[DIRECTION]
Will you transcribe the entries that follow, exactly and in full?

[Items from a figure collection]
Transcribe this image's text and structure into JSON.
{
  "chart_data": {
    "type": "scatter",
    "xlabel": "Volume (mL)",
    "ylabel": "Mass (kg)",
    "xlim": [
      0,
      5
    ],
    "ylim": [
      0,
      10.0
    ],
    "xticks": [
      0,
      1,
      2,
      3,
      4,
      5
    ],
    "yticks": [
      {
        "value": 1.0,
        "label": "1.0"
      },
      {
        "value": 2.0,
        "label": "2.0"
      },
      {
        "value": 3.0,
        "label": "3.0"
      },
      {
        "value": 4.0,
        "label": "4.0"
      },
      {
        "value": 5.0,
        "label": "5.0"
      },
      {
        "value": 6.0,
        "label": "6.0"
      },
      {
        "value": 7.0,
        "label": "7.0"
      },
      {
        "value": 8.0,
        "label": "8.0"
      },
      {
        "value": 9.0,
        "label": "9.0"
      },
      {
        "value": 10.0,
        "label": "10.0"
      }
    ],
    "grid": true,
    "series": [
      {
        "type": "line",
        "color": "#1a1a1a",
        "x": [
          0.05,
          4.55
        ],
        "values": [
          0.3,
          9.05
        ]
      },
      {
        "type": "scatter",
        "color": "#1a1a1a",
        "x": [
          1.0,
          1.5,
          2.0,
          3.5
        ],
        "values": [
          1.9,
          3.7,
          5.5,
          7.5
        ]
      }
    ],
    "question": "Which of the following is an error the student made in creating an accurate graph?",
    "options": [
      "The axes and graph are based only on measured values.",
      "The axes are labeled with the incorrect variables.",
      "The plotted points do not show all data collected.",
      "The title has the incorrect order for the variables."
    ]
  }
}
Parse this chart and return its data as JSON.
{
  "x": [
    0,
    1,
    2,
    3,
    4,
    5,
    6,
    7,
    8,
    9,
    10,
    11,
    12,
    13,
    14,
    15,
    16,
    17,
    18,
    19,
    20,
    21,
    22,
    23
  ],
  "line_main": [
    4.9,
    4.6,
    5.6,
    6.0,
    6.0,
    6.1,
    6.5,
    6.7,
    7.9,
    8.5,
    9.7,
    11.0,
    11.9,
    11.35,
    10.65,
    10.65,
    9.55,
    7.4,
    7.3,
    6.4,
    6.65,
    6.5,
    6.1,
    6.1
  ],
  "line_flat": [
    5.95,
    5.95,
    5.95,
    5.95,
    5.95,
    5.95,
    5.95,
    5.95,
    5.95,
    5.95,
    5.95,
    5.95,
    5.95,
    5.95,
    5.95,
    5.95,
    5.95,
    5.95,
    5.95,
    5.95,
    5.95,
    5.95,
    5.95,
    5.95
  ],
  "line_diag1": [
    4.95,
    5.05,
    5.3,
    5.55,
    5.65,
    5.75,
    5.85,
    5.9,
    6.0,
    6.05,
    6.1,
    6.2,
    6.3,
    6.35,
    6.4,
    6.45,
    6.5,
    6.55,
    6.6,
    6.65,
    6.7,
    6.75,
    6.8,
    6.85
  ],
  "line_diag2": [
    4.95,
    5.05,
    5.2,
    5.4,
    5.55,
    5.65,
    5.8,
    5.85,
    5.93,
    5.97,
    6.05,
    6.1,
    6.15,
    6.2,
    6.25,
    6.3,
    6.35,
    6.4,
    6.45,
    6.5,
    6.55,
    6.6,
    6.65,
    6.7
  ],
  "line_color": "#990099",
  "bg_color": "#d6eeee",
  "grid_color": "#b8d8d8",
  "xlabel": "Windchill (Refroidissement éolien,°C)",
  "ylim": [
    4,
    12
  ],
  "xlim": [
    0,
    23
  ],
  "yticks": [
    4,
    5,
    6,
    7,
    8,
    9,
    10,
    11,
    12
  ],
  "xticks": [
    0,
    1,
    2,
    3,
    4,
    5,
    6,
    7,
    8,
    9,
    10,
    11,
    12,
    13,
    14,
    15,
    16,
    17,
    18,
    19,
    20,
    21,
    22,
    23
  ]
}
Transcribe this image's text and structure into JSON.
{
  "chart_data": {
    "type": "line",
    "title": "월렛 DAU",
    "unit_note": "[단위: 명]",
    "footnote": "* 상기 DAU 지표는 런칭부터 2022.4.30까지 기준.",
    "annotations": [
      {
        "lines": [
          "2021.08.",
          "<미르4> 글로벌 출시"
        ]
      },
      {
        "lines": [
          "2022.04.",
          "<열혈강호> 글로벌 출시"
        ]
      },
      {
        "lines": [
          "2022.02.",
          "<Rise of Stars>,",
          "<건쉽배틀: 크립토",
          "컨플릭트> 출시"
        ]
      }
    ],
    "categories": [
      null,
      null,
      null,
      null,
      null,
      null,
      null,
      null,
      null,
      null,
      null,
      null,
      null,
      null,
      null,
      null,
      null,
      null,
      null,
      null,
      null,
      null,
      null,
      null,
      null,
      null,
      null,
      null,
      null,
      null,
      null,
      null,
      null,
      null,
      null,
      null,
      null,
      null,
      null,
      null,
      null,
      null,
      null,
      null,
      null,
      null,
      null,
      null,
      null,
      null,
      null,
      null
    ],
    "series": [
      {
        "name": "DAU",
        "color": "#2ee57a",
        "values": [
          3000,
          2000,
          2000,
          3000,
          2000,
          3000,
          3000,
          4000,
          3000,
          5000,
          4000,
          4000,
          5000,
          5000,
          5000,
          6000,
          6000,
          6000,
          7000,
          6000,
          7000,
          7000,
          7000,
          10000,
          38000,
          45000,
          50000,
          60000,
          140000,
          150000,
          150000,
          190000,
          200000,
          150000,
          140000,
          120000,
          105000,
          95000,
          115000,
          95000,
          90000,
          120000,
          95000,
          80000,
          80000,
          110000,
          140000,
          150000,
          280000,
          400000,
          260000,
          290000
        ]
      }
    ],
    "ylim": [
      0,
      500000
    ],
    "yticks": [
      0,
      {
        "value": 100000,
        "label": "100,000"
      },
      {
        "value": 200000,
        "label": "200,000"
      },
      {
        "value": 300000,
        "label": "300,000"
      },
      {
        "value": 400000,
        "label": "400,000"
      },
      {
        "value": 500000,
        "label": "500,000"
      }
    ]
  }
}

[THE COMPLETED TASK]
Transcribe this image's text and structure into JSON.
{
  "chart_data": {
    "type": "scatter",
    "xlabel": "Volume (mL)",
    "ylabel": "Mass (kg)",
    "xlim": [
      0,
      5
    ],
    "ylim": [
      0,
      10.0
    ],
    "xticks": [
      0,
      1,
      2,
      3,
      4,
      5
    ],
    "yticks": [
      {
        "value": 1.0,
        "label": "1.0"
      },
      {
        "value": 2.0,
        "label": "2.0"
      },
      {
        "value": 3.0,
        "label": "3.0"
      },
      {
        "value": 4.0,
        "label": "4.0"
      },
      {
        "value": 5.0,
        "label": "5.0"
      },
      {
        "value": 6.0,
        "label": "6.0"
      },
      {
        "value": 7.0,
        "label": "7.0"
      },
      {
        "value": 8.0,
        "label": "8.0"
      },
      {
        "value": 9.0,
        "label": "9.0"
      },
      {
        "value": 10.0,
        "label": "10.0"
      }
    ],
    "grid": true,
    "series": [
      {
        "type": "line",
        "color": "#1a1a1a",
        "x": [
          0.05,
          4.55
        ],
        "values": [
          0.3,
          9.05
        ]
      },
      {
        "type": "scatter",
        "color": "#1a1a1a",
        "x": [
          1.0,
          1.5,
          2.0,
          3.5
        ],
        "values": [
          1.9,
          3.7,
          5.5,
          7.5
        ]
      }
    ],
    "question": "Which of the following is an error the student made in creating an accurate graph?",
    "options": [
      "The axes and graph are based only on measured values.",
      "The axes are labeled with the incorrect variables.",
      "The plotted points do not show all data collected.",
      "The title has the incorrect order for the variables."
    ]
  }
}
Parse this chart and return its data as JSON.
{
  "x": [
    0,
    1,
    2,
    3,
    4,
    5,
    6,
    7,
    8,
    9,
    10,
    11,
    12,
    13,
    14,
    15,
    16,
    17,
    18,
    19,
    20,
    21,
    22,
    23
  ],
  "line_main": [
    4.9,
    4.6,
    5.6,
    6.0,
    6.0,
    6.1,
    6.5,
    6.7,
    7.9,
    8.5,
    9.7,
    11.0,
    11.9,
    11.35,
    10.65,
    10.65,
    9.55,
    7.4,
    7.3,
    6.4,
    6.65,
    6.5,
    6.1,
    6.1
  ],
  "line_flat": [
    5.95,
    5.95,
    5.95,
    5.95,
    5.95,
    5.95,
    5.95,
    5.95,
    5.95,
    5.95,
    5.95,
    5.95,
    5.95,
    5.95,
    5.95,
    5.95,
    5.95,
    5.95,
    5.95,
    5.95,
    5.95,
    5.95,
    5.95,
    5.95
  ],
  "line_diag1": [
    4.95,
    5.05,
    5.3,
    5.55,
    5.65,
    5.75,
    5.85,
    5.9,
    6.0,
    6.05,
    6.1,
    6.2,
    6.3,
    6.35,
    6.4,
    6.45,
    6.5,
    6.55,
    6.6,
    6.65,
    6.7,
    6.75,
    6.8,
    6.85
  ],
  "line_diag2": [
    4.95,
    5.05,
    5.2,
    5.4,
    5.55,
    5.65,
    5.8,
    5.85,
    5.93,
    5.97,
    6.05,
    6.1,
    6.15,
    6.2,
    6.25,
    6.3,
    6.35,
    6.4,
    6.45,
    6.5,
    6.55,
    6.6,
    6.65,
    6.7
  ],
  "line_color": "#990099",
  "bg_color": "#d6eeee",
  "grid_color": "#b8d8d8",
  "xlabel": "Windchill (Refroidissement éolien,°C)",
  "ylim": [
    4,
    12
  ],
  "xlim": [
    0,
    23
  ],
  "yticks": [
    4,
    5,
    6,
    7,
    8,
    9,
    10,
    11,
    12
  ],
  "xticks": [
    0,
    1,
    2,
    3,
    4,
    5,
    6,
    7,
    8,
    9,
    10,
    11,
    12,
    13,
    14,
    15,
    16,
    17,
    18,
    19,
    20,
    21,
    22,
    23
  ]
}
Transcribe this image's text and structure into JSON.
{
  "chart_data": {
    "type": "line",
    "title": "월렛 DAU",
    "unit_note": "[단위: 명]",
    "footnote": "* 상기 DAU 지표는 런칭부터 2022.4.30까지 기준.",
    "annotations": [
      {
        "lines": [
          "2021.08.",
          "<미르4> 글로벌 출시"
        ]
      },
      {
        "lines": [
          "2022.04.",
          "<열혈강호> 글로벌 출시"
        ]
      },
      {
        "lines": [
          "2022.02.",
          "<Rise of Stars>,",
          "<건쉽배틀: 크립토",
          "컨플릭트> 출시"
        ]
      }
    ],
    "categories": [
      null,
      null,
      null,
      null,
      null,
      null,
      null,
      null,
      null,
      null,
      null,
      null,
      null,
      null,
      null,
      null,
      null,
      null,
      null,
      null,
      null,
      null,
      null,
      null,
      null,
      null,
      null,
      null,
      null,
      null,
      null,
      null,
      null,
      null,
      null,
      null,
      null,
      null,
      null,
      null,
      null,
      null,
      null,
      null,
      null,
      null,
      null,
      null,
      null,
      null,
      null,
      null
    ],
    "series": [
      {
        "name": "DAU",
        "color": "#2ee57a",
        "values": [
          3000,
          2000,
          2000,
          3000,
          2000,
          3000,
          3000,
          4000,
          3000,
          5000,
          4000,
          4000,
          5000,
          5000,
          5000,
          6000,
          6000,
          6000,
          7000,
          6000,
          7000,
          7000,
          7000,
          10000,
          38000,
          45000,
          50000,
          60000,
          140000,
          150000,
          150000,
          190000,
          200000,
          150000,
          140000,
          120000,
          105000,
          95000,
          115000,
          95000,
          90000,
          120000,
          95000,
          80000,
          80000,
          110000,
          140000,
          150000,
          280000,
          400000,
          260000,
          290000
        ]
      }
    ],
    "ylim": [
      0,
      500000
    ],
    "yticks": [
      0,
      {
        "value": 100000,
        "label": "100,000"
      },
      {
        "value": 200000,
        "label": "200,000"
      },
      {
        "value": 300000,
        "label": "300,000"
      },
      {
        "value": 400000,
        "label": "400,000"
      },
      {
        "value": 500000,
        "label": "500,000"
      }
    ]
  }
}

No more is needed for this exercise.